→ **Requirement**:
Extend the news report on Alki David's outburst during Lauren Reeves's testimony, starting right after its last sentence.

→ **Source passage**:
════════════════════
A billionaire hologram producer who made courtroom outbursts during two previous sexual harassment trials involving former employees did so again Tuesday in the trial of yet another woman who alleges she was exposed to his alleged misconduct in the workplace, yelling at the plaintiff in the middle of her testimony before leaving the courtroom.
“You were a lousy writer,” Alki David told Lauren Reeves as she was about to describe the incident that she maintains convinced her to leave one of David’s companies, Hologram USA, for good.
David told Los Angeles Superior Court Judge Terry Green before leaving the courtroom that he would be available “if you need me.”
Green did not try to discourage the 51-year-old businessman from departing, saying only, “We’ll see you later, Mr. David.”
The judge then called a recess in the testimony of the 35-year-old comedy writer, who began to weep after witnessing David’s conduct.
“Well, that didn’t take long,” Green told the lawyers later out of the presence of the jury.
Two of Green’s colleagues on the bench, Judges Rafael Ongkeko and Christopher Lui, also witnessed similar behavior by David during trials of other suits against the businessman in their courtrooms. That information had been passed on to Green by the lawyers in the case.
Green said he believed it was better to let David leave the courtroom rather than try to engage him. He said it may be inevitable, however, that some form of “progressive discipline” is needed if David has any further outbursts.
════════════════════
→ **Material shown**:
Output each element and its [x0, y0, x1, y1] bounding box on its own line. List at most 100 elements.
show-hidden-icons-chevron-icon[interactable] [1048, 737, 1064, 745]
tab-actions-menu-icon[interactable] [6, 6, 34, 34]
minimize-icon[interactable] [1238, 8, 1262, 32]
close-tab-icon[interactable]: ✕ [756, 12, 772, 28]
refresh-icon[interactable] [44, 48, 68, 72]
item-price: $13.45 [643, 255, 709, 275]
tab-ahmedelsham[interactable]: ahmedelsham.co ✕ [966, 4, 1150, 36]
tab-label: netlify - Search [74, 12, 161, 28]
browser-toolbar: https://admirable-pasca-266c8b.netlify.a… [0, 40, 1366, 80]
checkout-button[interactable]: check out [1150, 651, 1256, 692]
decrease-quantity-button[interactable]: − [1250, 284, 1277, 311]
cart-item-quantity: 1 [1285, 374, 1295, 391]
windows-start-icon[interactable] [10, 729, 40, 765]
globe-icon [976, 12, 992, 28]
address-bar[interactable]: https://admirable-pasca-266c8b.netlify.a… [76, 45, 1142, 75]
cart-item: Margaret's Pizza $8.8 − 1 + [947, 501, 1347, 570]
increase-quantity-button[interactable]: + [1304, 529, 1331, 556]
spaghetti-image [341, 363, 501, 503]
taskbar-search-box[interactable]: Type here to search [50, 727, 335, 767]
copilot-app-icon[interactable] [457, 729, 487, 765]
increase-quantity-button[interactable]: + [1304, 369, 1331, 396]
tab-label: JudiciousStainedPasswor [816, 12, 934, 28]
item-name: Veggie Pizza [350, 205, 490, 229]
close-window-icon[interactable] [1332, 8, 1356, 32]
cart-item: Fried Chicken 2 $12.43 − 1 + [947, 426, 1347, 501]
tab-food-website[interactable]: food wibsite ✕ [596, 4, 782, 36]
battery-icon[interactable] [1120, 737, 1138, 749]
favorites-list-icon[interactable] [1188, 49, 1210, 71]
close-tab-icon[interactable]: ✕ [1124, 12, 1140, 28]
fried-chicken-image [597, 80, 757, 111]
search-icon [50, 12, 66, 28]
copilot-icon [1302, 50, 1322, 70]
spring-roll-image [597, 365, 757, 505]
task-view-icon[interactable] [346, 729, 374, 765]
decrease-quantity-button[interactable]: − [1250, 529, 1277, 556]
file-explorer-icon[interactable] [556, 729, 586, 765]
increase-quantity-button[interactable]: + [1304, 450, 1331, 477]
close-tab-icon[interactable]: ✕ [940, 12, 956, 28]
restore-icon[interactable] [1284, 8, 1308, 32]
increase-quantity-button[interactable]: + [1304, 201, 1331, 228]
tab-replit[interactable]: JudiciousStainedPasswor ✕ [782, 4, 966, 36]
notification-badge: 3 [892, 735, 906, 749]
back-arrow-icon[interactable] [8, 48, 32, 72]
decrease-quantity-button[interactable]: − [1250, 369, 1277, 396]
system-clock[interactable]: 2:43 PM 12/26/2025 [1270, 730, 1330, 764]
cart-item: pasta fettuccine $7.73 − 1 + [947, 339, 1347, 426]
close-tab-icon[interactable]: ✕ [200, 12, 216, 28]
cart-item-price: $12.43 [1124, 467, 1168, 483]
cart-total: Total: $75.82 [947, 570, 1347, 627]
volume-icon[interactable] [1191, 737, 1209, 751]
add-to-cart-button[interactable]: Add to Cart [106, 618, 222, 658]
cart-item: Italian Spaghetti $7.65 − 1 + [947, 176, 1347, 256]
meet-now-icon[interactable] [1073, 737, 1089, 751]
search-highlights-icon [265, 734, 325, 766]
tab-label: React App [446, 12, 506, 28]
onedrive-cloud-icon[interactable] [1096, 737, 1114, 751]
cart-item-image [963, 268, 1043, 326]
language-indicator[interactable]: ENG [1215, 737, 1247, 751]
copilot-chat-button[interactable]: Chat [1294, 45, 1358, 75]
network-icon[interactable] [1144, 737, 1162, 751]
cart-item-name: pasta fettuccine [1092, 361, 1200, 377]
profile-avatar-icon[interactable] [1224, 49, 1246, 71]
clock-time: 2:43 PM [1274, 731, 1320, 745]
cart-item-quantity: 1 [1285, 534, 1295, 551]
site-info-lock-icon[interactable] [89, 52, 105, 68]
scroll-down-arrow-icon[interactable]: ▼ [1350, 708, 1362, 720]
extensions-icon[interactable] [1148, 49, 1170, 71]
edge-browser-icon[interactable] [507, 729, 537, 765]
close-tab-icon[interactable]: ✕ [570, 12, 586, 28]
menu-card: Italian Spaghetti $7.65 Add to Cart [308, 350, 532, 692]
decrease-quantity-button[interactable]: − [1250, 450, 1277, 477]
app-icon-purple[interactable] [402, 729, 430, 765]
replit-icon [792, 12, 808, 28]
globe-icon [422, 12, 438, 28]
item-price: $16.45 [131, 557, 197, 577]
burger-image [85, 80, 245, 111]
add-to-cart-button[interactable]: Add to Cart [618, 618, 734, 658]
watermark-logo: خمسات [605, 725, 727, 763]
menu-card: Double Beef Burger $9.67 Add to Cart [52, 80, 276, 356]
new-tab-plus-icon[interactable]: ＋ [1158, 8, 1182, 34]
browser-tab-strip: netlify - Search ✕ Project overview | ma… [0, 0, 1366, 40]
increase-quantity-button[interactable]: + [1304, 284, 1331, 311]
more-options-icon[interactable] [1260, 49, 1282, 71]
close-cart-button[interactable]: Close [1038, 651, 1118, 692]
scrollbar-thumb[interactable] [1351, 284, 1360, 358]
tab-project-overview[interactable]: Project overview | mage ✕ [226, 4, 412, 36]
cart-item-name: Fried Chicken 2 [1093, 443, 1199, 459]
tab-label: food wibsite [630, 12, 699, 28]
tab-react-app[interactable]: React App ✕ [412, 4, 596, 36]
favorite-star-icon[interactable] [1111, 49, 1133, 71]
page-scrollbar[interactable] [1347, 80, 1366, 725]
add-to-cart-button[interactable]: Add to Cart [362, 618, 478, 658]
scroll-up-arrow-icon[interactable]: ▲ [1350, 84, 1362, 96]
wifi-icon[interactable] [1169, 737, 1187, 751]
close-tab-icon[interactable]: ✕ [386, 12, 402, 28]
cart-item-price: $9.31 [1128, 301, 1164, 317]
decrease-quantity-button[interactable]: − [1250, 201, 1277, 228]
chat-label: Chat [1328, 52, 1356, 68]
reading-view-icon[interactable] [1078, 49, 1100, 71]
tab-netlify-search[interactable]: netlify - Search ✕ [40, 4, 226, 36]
════════════════════
→ **Answer below**:
David had only one shouting incident in Ongkeko’s presence and left the courtroom for good immediately afterward. In that trial, plaintiff Chasity Jones won a total of $11 million in compensatory and punitive damages in April, but she later agreed to a reduction of about $445,000 after Ongkeko found the amount of out-of-pocket damages awarded her was excessive.
Lui fined David a total of $9,500 for multiple outbursts and ultimately banished him from the courtroom near the end of the trial of Elizabeth Taylor’s case, in which the jury deadlocked 8-4 in her favor of the plaintiff on Sept. 3.
Reeves had two stints working as an independent contractor for David, one in 2015 at FilmOn TV and another in 2016 at Hologram USA. She said she came back the second time to pitch an idea to him because she was interested in working with holograms.
When Reeves resumed her testimony after the break, she said David had just come back from a lengthy absence in September 2016 when he called her into his Beverly Hills office to talk about some shows on which she had been working. In addition to hologram work, David’s business does live television streaming with show hosts. Reeves was one of the hosts at the time.
David closed the window blinds and the door, dropped his pants and then forced Reeves’ head toward his private parts, she said. He then opened the door and called a sales executive into the office, who reacted by asking, “What the (epithet)?,” according to Reeves.
David then slammed the door in the executive’s face, she said.
Reeves said she tried without success to break the grip David had on her head.
“I felt like I didn’t have any control,” she said. “He’s strong and he just held my head there.”
Reeves said she became even more frightened when David, after releasing her, said he wanted her to come with him his suite at the Montage Beverly Hills hotel.
“I thought he was going to rape me or just have violent sex with me there,” she said.
Reeves said that after she was allowed to leave David’s office, she talked with two co-workers about the encounter. One implored her to go ahead with a planned television show she was scheduled to co-host that day, Reeves said.
Reeves said she did the show so as not to let her co-worker down, but that during a commercial break, David crawled under the table at which she and the co-host were sitting and grabbed one of her ankles.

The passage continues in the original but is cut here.